Depois de atravessar o Inferno, Dante deve purificar-se de suas tendências
viciosas, subindo pelo caminho estreito do monte. Este é o sentido do
Purgatório; “purgar” significa “purificar-se”, e o resultado dessa
purificação é a virtude. No fim da subida, de volta ao Paraíso Terrestre,
Dante readquire a condição humana primordial, como Adão antes da
queda. Trata-se de um caminho ascético muito semelhante a um processo
educativo, tal como formulado por um autor que Dante admirava, Ricardo
de São Vítor, na obra Benjamim menor, ou a preparação da alma para a
contemplação (traduzido no Brasil pela Ecclesiae, 2021).
O aperfeiçoamento pressupõe uma estrutura humana bem definida. O
homem, para Dante, é um resumo da criação. Compartilha, com as
plantas, da vida vegetativa (nutrição, crescimento e reprodução); com os
animais, da vida sensitiva, afetiva e locomotiva; mas é o único mortal a
possuir a vida racional. Todos os apetites da vida vegetativa e sensitiva
devem ser ordenados pela vida racional e direcionados para a realização
da felicidade especificamente humana, que é a contemplação da verdade.

▬▬▬▬▬▬

**O que fazer**
- A) Copie do texto sobre o Purgatório de Dante o trecho que começa em "O aperfeiçoamento pressupõe" e segue até "contemplação da verdade.".
- B) Traduza para o inglês esta frase do texto sobre o Purgatório de Dante: "O homem, para Dante, é um resumo da criação."
- C) Retome o texto sobre o Purgatório de Dante e escreva sua continuação a partir da última frase.

**Dados brutos**
▬▬▬▬▬▬

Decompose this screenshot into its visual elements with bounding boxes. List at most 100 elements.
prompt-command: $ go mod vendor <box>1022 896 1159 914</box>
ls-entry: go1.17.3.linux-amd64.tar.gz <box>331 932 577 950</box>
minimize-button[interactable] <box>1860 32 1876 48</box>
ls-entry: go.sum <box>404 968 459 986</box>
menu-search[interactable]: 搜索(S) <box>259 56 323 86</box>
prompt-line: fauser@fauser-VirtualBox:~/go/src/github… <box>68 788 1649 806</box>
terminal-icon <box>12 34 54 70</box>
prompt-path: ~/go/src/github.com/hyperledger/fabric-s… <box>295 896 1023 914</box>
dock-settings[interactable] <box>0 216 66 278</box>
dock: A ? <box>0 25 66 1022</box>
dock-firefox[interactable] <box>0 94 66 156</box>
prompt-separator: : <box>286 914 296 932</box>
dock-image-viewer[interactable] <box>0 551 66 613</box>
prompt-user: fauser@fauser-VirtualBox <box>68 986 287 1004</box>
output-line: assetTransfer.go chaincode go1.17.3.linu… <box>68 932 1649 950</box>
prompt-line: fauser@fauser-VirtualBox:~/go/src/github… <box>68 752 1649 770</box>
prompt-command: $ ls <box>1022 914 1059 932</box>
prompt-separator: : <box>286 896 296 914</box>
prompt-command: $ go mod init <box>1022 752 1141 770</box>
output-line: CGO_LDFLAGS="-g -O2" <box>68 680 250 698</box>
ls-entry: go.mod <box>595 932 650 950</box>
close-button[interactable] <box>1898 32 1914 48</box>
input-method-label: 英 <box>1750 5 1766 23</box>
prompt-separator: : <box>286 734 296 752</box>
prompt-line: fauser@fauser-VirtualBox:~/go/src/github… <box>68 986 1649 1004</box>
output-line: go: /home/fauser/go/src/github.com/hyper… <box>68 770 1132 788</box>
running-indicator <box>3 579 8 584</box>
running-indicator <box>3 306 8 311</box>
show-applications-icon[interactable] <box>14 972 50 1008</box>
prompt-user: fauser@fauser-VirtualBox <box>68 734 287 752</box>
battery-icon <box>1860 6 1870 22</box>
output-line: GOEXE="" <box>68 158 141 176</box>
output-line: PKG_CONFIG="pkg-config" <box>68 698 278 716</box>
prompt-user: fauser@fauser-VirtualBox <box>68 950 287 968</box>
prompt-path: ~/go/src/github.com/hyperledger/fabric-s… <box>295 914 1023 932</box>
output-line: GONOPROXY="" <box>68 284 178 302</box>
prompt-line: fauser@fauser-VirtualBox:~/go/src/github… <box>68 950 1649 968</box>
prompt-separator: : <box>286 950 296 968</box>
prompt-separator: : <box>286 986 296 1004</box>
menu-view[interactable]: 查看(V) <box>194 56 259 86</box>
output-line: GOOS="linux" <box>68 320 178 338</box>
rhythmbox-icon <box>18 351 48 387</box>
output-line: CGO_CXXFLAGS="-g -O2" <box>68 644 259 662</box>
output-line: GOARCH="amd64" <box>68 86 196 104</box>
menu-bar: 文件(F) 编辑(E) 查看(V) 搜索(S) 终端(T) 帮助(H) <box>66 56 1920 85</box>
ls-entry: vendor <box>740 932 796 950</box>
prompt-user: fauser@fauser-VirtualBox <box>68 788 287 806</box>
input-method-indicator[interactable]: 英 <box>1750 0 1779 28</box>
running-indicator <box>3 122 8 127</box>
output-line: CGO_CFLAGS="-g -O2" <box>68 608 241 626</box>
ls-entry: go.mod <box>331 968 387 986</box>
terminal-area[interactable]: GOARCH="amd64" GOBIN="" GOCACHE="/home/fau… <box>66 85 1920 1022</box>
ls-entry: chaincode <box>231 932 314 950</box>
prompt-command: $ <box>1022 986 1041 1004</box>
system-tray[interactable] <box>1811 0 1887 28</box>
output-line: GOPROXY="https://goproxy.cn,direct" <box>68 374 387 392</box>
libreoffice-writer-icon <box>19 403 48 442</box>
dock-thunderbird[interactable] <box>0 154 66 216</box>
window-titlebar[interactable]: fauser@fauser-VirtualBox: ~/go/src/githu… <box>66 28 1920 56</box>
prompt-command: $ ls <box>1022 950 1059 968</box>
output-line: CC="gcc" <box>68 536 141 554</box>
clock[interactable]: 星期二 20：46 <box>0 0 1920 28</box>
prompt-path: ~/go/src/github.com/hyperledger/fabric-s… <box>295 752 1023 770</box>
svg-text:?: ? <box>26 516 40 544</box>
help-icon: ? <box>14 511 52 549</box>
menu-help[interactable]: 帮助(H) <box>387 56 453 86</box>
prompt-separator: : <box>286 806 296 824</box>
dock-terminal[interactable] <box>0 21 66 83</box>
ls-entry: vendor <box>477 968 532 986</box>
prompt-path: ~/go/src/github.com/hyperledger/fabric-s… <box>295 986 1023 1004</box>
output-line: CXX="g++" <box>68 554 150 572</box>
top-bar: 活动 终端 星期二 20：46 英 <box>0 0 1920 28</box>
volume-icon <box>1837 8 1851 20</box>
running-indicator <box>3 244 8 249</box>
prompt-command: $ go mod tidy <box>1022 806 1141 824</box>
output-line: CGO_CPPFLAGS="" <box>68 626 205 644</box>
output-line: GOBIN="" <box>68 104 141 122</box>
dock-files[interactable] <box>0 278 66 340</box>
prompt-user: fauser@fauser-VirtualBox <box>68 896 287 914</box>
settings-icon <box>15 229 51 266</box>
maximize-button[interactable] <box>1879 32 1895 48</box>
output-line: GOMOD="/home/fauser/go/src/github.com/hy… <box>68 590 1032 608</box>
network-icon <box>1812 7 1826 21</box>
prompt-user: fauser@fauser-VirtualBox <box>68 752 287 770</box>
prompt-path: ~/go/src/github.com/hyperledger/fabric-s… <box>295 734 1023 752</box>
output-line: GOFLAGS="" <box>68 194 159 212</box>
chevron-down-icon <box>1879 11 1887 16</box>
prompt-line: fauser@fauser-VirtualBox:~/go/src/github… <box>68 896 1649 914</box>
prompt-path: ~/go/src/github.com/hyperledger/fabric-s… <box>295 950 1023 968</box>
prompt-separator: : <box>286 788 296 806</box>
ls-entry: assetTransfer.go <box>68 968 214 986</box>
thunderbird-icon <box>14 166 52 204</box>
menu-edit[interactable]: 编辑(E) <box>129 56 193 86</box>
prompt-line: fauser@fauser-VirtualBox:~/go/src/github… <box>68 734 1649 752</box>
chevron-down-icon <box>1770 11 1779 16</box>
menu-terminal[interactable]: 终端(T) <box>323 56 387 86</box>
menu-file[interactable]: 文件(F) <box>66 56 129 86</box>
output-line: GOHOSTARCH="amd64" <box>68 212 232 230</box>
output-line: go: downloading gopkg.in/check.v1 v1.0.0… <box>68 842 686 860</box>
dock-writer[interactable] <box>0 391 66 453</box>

▬▬▬▬▬▬

**Respostas**
- A)
O aperfeiçoamento pressupõe uma estrutura humana bem definida. O
homem, para Dante, é um resumo da criação. Compartilha, com as
plantas, da vida vegetativa (nutrição, crescimento e reprodução); com os
animais, da vida sensitiva, afetiva e locomotiva; mas é o único mortal a
possuir a vida racional. Todos os apetites da vida vegetativa e sensitiva
devem ser ordenados pela vida racional e direcionados para a realização
da felicidade especificamente humana, que é a contemplação da verdade.

- B) For Dante, man is a summary of creation.

- C)
Como os vícios turvam a inteligência e desviam o homem de suas
inclinações mais nobres, a ordenação dos apetites é fundamental para a
felicidade. A semelhança divina reside naquilo que o homem tem de mais
elevado, no intelecto, que é polido e purificado para espelhar o mais
perfeitamente possível o Logos. Ao completar este percurso, o homem
está “puro e disposto a subir às estrelas”, pronto para conhecer a verdade,
que é o próprio Cristo.
Por mais sublime que possa parecer, este não é, ainda, o transumanismo
de Dante. Quem busca a sabedoria pode chegar, no máximo, próximo à
condição de Adão e Eva antes da queda. Por isso a viagem não para no
Paraíso Terrestre: o homem configurado ao Cristo não é apenas
restaurado na sua condição inicial, em que foi criado semelhante a Deus.
Cristo assume a condição humana e assim promove o homem à condição
divina: o prêmio pela queda, a felix culpa, é a divinização no Paraíso, onde
se realiza a passagem das Escrituras (nos salmos e no Evangelho): “Sois
deuses”. É, no entanto, um transumanismo ao qual o homem não pode
chegar pela própria capacidade: por mais que nos esforcemos, não
podemos ser deuses. Só Deus, que pôde criar o mundo do nada, é que nos
poderia “transumanar”.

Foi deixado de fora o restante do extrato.